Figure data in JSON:
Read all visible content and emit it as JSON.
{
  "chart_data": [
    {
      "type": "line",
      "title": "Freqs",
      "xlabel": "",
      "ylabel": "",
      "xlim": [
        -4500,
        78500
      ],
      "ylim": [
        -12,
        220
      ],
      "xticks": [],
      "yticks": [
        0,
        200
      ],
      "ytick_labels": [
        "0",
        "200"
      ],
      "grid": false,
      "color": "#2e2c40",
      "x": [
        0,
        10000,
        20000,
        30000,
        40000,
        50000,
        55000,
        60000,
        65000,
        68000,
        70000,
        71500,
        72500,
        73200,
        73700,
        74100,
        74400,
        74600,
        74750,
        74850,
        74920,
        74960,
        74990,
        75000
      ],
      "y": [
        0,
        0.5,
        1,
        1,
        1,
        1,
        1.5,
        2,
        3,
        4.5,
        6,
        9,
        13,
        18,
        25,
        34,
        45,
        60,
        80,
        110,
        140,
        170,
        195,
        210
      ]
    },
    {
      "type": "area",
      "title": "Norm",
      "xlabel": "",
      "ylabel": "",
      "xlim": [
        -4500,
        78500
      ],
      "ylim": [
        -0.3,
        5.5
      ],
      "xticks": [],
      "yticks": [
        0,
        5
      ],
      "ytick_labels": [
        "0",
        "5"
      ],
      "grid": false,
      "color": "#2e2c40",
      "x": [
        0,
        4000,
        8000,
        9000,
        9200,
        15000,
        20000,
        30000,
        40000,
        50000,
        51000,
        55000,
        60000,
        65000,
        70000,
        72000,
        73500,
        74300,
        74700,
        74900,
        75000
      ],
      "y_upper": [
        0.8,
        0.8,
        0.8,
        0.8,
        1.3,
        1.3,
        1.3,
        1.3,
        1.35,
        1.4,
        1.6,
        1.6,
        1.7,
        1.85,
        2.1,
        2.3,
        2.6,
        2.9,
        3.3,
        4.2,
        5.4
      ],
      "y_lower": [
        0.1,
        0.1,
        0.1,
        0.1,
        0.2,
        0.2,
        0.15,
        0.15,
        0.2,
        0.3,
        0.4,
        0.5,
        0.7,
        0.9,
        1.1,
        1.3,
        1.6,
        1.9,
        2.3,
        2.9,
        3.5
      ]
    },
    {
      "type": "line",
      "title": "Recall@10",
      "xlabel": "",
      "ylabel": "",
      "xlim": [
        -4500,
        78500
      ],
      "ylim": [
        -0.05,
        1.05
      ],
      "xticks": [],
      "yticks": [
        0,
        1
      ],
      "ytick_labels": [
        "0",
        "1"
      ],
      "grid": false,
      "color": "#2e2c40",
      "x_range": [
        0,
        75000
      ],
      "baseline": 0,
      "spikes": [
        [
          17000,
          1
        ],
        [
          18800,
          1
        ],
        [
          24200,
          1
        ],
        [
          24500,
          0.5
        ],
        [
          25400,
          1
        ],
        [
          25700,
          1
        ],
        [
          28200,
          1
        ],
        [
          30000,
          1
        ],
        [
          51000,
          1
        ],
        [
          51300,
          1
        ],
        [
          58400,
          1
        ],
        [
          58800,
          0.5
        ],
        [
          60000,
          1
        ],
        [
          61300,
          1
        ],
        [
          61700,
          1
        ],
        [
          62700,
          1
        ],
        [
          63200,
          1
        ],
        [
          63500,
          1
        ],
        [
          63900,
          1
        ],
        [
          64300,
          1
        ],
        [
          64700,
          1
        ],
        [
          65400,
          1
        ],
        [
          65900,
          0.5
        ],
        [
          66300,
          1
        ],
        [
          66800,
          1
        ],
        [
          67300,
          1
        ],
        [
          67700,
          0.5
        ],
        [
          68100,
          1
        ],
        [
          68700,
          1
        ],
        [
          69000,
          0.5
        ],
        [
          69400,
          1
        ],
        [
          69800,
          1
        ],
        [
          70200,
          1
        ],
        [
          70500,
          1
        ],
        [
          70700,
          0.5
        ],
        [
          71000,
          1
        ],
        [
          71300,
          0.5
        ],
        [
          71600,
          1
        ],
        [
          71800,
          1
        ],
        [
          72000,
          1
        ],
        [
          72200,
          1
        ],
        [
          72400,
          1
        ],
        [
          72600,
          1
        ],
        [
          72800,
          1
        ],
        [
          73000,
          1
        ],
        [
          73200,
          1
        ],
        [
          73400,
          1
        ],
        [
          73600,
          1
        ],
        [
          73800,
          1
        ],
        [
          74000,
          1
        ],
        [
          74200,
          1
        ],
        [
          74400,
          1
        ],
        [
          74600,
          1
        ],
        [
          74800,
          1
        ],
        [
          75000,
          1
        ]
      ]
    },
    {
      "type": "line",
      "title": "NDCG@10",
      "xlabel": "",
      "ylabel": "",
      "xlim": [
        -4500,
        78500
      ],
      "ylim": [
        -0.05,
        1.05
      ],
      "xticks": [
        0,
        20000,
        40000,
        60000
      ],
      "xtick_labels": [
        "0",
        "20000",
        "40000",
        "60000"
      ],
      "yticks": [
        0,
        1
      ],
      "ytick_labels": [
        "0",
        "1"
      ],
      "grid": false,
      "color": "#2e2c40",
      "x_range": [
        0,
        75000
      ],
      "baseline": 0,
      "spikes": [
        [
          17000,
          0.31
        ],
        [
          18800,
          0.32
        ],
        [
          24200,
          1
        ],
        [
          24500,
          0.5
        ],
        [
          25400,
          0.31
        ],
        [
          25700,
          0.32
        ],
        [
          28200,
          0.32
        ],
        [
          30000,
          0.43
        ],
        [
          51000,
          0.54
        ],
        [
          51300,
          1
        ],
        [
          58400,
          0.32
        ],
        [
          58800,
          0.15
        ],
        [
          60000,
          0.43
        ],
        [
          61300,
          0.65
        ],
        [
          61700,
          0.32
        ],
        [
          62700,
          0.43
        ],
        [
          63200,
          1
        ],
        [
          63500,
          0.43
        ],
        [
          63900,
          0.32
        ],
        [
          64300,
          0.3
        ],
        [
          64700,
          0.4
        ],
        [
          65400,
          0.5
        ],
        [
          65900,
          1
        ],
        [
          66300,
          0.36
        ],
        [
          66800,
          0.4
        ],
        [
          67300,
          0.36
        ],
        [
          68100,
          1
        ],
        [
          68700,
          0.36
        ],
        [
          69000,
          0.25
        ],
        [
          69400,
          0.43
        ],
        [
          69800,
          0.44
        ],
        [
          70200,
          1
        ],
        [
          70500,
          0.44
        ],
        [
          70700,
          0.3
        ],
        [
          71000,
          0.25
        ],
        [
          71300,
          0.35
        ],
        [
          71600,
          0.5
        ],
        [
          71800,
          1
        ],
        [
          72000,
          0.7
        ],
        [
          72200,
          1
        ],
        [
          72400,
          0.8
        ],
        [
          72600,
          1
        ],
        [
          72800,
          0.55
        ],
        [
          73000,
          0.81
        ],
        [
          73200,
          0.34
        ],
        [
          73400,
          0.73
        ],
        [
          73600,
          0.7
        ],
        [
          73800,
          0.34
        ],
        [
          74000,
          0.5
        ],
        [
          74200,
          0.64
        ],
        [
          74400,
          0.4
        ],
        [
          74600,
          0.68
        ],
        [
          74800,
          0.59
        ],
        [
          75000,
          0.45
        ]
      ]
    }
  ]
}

## Required work
Select every line in the material above where the string "title" occurs, and copy it.

## The completed task
      "title": "Freqs",
      "title": "Norm",
      "title": "Recall@10",
      "title": "NDCG@10",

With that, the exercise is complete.